*** Dataset excerpts ***

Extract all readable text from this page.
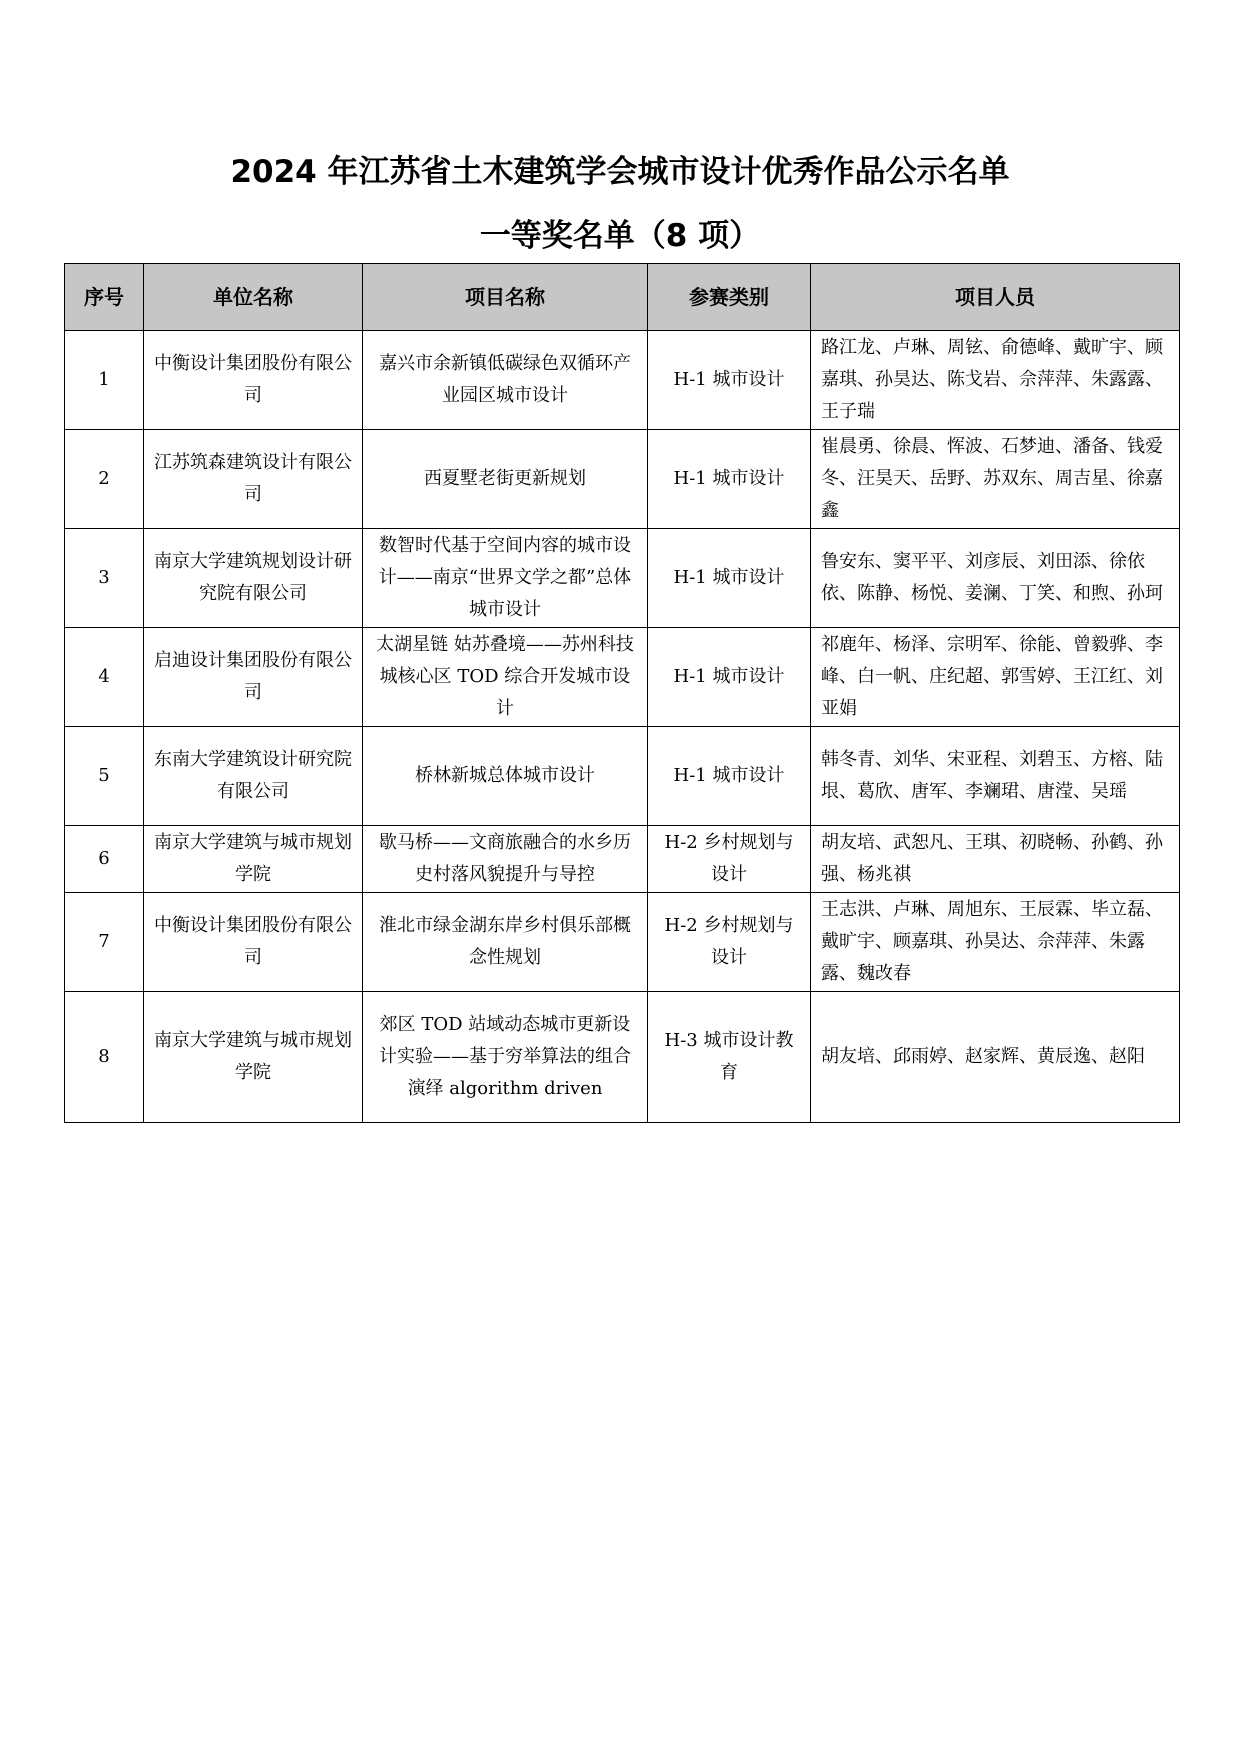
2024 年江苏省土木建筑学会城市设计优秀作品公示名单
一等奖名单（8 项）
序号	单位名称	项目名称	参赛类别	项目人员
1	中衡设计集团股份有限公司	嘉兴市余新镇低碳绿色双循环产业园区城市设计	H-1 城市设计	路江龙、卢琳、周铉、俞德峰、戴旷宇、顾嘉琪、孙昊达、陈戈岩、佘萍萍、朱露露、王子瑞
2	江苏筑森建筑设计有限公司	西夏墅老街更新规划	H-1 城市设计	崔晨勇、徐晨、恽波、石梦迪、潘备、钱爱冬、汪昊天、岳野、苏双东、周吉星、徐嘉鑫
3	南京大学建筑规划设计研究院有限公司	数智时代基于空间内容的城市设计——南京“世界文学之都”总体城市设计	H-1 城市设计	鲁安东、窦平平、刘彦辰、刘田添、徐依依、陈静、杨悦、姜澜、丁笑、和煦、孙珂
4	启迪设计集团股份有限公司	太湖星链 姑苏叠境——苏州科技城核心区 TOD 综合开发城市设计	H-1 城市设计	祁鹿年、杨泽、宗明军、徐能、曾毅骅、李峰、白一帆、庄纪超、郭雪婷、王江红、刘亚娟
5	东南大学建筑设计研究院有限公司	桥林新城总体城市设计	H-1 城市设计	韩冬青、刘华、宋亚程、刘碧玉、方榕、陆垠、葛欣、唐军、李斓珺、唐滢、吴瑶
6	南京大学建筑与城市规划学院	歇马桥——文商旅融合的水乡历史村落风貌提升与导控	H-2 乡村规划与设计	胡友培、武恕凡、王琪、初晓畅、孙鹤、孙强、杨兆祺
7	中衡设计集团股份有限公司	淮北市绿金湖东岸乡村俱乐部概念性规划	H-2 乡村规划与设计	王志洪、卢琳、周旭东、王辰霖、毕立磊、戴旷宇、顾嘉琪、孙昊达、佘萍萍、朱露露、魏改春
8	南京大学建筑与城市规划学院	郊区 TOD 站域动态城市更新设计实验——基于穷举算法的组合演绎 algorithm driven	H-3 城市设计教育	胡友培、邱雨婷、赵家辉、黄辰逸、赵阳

***

> **What the task requires**:
From the material above, count the lines that include "南京大学建筑与城市规划学院" and give only the total.

> **The response**:
2